======== Record list
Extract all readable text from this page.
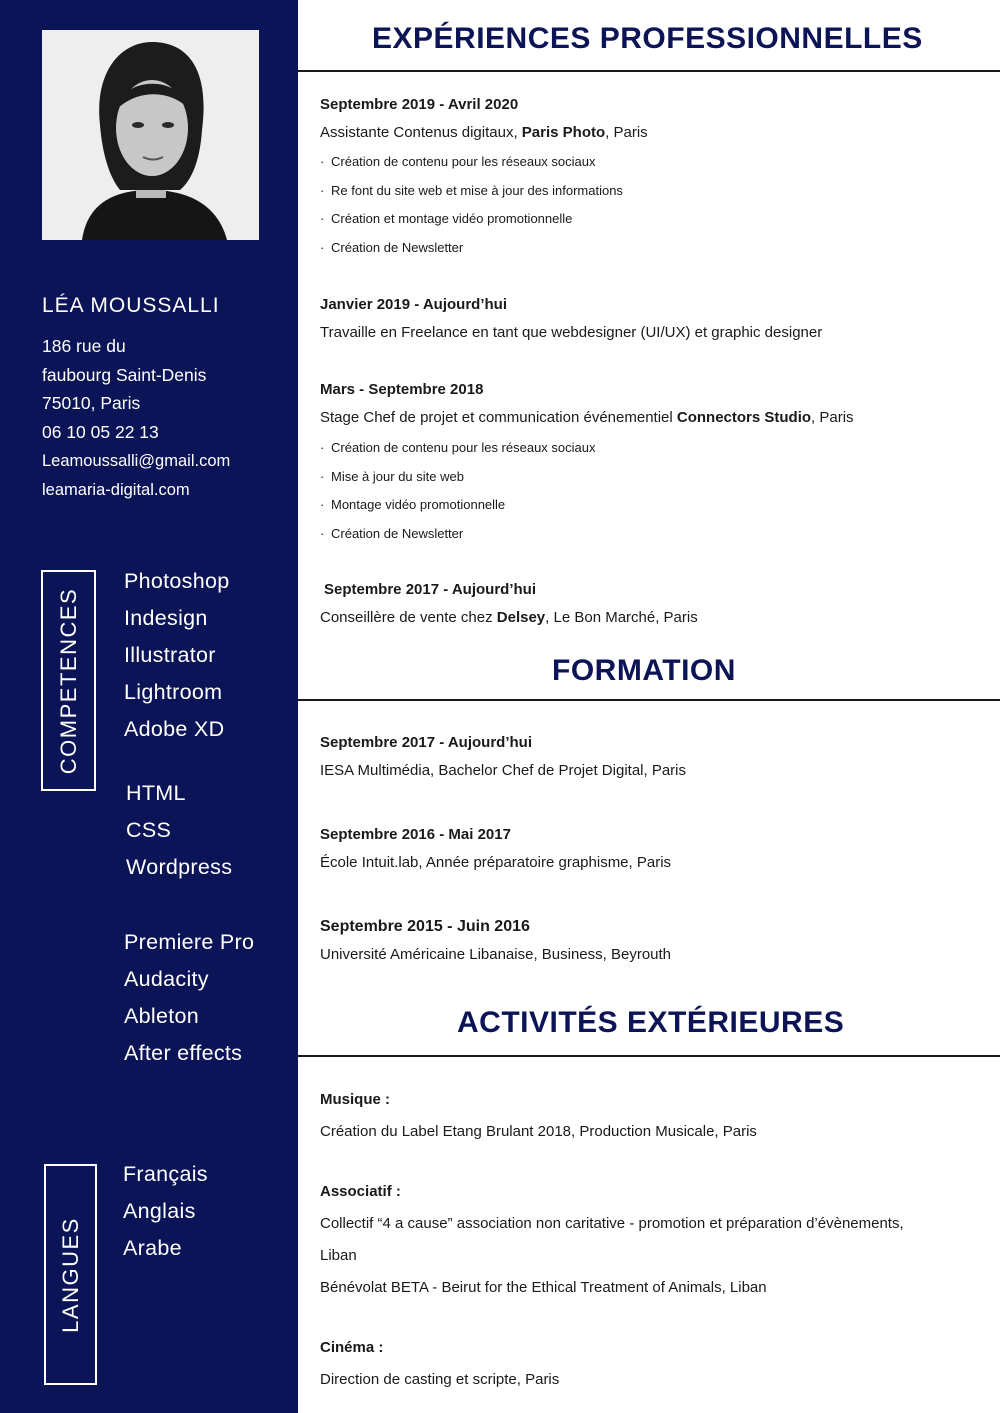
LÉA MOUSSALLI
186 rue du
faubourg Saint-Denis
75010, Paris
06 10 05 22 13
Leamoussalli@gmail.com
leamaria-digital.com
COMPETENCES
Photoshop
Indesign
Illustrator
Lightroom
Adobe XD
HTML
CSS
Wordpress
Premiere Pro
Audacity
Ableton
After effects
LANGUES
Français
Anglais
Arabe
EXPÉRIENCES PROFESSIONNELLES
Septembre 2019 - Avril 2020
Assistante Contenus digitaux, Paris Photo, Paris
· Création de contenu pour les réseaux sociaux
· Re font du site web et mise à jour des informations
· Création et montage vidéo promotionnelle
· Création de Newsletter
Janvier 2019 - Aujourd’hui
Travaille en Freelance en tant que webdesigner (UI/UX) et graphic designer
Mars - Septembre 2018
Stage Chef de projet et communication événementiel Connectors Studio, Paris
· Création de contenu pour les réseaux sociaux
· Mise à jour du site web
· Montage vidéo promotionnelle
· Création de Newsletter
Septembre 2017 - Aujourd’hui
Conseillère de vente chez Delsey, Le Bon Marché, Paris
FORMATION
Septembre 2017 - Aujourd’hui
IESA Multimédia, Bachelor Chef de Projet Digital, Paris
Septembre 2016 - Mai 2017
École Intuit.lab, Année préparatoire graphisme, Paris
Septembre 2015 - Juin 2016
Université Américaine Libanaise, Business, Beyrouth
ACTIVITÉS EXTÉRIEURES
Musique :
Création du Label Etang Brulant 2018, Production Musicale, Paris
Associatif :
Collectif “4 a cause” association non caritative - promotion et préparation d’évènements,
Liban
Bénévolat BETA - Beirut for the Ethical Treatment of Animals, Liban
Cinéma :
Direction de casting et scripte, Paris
================
* **Written instruction**:
Repeat the listing in full and exactly. Do not include any images.

* **Final result**:
Extract all readable text from this page.
LÉA MOUSSALLI
186 rue du
faubourg Saint-Denis
75010, Paris
06 10 05 22 13
Leamoussalli@gmail.com
leamaria-digital.com
COMPETENCES
Photoshop
Indesign
Illustrator
Lightroom
Adobe XD
HTML
CSS
Wordpress
Premiere Pro
Audacity
Ableton
After effects
LANGUES
Français
Anglais
Arabe
EXPÉRIENCES PROFESSIONNELLES
Septembre 2019 - Avril 2020
Assistante Contenus digitaux, Paris Photo, Paris
· Création de contenu pour les réseaux sociaux
· Re font du site web et mise à jour des informations
· Création et montage vidéo promotionnelle
· Création de Newsletter
Janvier 2019 - Aujourd’hui
Travaille en Freelance en tant que webdesigner (UI/UX) et graphic designer
Mars - Septembre 2018
Stage Chef de projet et communication événementiel Connectors Studio, Paris
· Création de contenu pour les réseaux sociaux
· Mise à jour du site web
· Montage vidéo promotionnelle
· Création de Newsletter
Septembre 2017 - Aujourd’hui
Conseillère de vente chez Delsey, Le Bon Marché, Paris
FORMATION
Septembre 2017 - Aujourd’hui
IESA Multimédia, Bachelor Chef de Projet Digital, Paris
Septembre 2016 - Mai 2017
École Intuit.lab, Année préparatoire graphisme, Paris
Septembre 2015 - Juin 2016
Université Américaine Libanaise, Business, Beyrouth
ACTIVITÉS EXTÉRIEURES
Musique :
Création du Label Etang Brulant 2018, Production Musicale, Paris
Associatif :
Collectif “4 a cause” association non caritative - promotion et préparation d’évènements,
Liban
Bénévolat BETA - Beirut for the Ethical Treatment of Animals, Liban
Cinéma :
Direction de casting et scripte, Paris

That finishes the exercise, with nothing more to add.